• **Data to use**
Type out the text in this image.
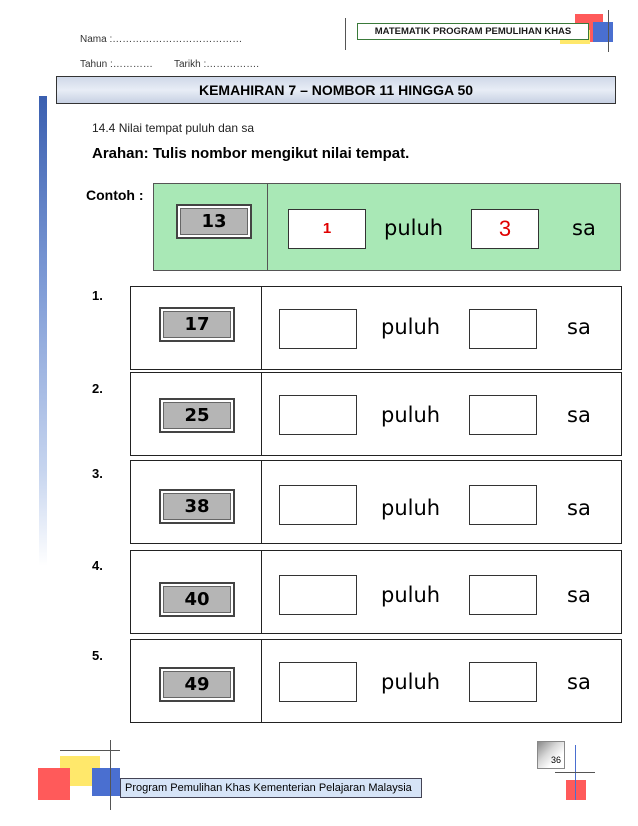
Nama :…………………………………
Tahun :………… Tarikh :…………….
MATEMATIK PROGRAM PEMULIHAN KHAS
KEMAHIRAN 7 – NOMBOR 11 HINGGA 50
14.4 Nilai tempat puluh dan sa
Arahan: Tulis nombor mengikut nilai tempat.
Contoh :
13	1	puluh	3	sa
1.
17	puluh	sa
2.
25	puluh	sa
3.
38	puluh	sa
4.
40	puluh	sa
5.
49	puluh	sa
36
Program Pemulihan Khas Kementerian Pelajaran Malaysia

• **Objective**
Pull out all lines containing the word "puluh" from the entries above.

• **Solved problem**
14.4 Nilai tempat puluh dan sa
13	1	puluh	3	sa
17	puluh	sa
25	puluh	sa
38	puluh	sa
40	puluh	sa
49	puluh	sa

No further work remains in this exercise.